**Listings of regions and labels**

════════

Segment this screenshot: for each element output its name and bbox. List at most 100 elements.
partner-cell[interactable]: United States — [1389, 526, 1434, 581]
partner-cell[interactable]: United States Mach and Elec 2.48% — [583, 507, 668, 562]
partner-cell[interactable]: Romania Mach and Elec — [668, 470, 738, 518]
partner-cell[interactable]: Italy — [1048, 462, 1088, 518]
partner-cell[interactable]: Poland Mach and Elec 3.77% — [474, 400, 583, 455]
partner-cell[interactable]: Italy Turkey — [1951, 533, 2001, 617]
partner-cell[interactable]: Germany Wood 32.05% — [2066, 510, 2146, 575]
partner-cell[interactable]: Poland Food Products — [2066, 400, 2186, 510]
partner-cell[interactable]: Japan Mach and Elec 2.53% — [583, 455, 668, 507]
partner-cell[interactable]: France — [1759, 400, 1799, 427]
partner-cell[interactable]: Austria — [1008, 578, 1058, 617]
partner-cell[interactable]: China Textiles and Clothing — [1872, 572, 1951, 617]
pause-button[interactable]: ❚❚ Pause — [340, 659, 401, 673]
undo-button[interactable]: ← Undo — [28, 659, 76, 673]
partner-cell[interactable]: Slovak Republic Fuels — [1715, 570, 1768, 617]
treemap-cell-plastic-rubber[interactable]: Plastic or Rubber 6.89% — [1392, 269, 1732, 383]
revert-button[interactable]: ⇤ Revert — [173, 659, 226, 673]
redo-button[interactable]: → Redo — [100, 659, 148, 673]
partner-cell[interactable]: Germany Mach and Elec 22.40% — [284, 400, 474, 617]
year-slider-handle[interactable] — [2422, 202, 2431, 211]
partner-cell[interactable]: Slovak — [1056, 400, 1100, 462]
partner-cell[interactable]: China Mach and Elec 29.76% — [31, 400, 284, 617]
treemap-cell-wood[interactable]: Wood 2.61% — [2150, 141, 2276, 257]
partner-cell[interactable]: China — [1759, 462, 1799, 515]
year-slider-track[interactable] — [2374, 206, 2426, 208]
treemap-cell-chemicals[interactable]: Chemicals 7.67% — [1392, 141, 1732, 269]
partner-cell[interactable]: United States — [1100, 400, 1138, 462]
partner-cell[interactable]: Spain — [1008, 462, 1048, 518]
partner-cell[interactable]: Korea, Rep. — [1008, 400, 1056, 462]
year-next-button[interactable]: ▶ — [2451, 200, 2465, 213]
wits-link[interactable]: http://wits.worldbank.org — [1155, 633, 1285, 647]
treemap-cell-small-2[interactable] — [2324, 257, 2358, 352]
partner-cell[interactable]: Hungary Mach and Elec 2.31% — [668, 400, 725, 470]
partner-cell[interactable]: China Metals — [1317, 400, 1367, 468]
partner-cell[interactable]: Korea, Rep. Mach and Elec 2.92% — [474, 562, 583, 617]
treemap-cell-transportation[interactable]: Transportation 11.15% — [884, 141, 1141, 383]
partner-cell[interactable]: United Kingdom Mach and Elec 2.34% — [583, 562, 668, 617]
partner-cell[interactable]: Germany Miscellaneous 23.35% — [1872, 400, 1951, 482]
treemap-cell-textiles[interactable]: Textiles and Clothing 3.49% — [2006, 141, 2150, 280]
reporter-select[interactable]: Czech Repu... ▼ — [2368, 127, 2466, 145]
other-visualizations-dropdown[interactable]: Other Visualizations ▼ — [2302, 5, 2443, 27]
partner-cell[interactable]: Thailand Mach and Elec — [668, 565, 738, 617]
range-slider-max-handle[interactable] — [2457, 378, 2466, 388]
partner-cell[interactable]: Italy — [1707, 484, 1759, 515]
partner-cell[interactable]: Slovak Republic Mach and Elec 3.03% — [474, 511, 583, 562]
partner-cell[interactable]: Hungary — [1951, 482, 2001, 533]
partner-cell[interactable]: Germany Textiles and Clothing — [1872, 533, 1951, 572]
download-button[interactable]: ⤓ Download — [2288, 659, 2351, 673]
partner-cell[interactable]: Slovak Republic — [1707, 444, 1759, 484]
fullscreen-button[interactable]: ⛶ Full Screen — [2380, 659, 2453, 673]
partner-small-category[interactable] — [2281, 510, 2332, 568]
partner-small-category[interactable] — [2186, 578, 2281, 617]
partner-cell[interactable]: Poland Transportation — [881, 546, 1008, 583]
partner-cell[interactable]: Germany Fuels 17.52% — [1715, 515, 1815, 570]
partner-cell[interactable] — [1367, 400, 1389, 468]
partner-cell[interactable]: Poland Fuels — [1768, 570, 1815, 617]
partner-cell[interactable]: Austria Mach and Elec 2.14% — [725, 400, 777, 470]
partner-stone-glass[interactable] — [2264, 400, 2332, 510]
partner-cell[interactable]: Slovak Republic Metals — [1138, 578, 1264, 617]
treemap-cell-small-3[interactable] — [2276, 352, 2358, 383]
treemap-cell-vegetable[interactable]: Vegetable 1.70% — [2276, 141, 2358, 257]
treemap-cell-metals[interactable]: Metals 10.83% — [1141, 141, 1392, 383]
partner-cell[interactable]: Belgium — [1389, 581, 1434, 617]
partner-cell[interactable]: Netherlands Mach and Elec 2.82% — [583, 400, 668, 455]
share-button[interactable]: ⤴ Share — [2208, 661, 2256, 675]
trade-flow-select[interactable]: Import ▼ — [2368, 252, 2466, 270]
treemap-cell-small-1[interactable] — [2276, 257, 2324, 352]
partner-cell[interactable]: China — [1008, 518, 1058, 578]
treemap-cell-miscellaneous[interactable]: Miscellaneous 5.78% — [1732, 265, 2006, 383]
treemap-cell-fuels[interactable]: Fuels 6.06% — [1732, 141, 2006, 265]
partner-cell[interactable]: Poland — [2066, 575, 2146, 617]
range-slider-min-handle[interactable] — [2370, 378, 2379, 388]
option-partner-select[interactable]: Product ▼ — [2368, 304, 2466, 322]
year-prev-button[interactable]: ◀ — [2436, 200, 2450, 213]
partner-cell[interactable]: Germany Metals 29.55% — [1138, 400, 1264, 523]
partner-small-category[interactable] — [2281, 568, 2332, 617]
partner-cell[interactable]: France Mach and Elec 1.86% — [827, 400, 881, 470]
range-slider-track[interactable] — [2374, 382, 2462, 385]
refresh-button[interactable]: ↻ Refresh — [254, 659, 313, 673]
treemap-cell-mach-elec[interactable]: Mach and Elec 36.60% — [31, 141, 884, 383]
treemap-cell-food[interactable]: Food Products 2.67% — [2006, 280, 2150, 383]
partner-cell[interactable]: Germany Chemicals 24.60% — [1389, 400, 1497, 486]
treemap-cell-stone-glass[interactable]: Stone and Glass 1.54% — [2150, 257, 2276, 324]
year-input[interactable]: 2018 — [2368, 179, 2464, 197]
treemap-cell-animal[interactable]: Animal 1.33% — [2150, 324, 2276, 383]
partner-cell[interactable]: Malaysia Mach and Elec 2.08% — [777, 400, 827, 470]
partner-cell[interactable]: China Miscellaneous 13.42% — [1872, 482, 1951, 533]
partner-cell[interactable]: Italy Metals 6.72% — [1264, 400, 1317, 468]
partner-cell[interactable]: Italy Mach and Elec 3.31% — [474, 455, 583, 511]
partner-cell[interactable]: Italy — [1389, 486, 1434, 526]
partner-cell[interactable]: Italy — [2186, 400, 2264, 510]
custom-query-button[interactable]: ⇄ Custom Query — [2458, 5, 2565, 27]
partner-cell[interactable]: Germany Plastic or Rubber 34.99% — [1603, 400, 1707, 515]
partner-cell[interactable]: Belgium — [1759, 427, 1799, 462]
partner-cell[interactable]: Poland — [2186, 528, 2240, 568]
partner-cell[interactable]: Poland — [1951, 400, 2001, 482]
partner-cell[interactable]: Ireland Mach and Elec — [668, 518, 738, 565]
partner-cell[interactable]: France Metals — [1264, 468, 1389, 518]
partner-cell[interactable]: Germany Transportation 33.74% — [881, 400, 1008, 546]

════════

Rewrite the data from its start through the line containing "partner-cell[interactable]: Poland Food", replacing "Italy" with "Spain" and leaving everything else unchanged. Give only those lines.

**Answer to the exercise**
Segment this screenshot: for each element output its name and bbox. List at most 100 elements.
partner-cell[interactable]: United States — [1389, 526, 1434, 581]
partner-cell[interactable]: United States Mach and Elec 2.48% — [583, 507, 668, 562]
partner-cell[interactable]: Romania Mach and Elec — [668, 470, 738, 518]
partner-cell[interactable]: Spain — [1048, 462, 1088, 518]
partner-cell[interactable]: Poland Mach and Elec 3.77% — [474, 400, 583, 455]
partner-cell[interactable]: Spain Turkey — [1951, 533, 2001, 617]
partner-cell[interactable]: Germany Wood 32.05% — [2066, 510, 2146, 575]
partner-cell[interactable]: Poland Food Products — [2066, 400, 2186, 510]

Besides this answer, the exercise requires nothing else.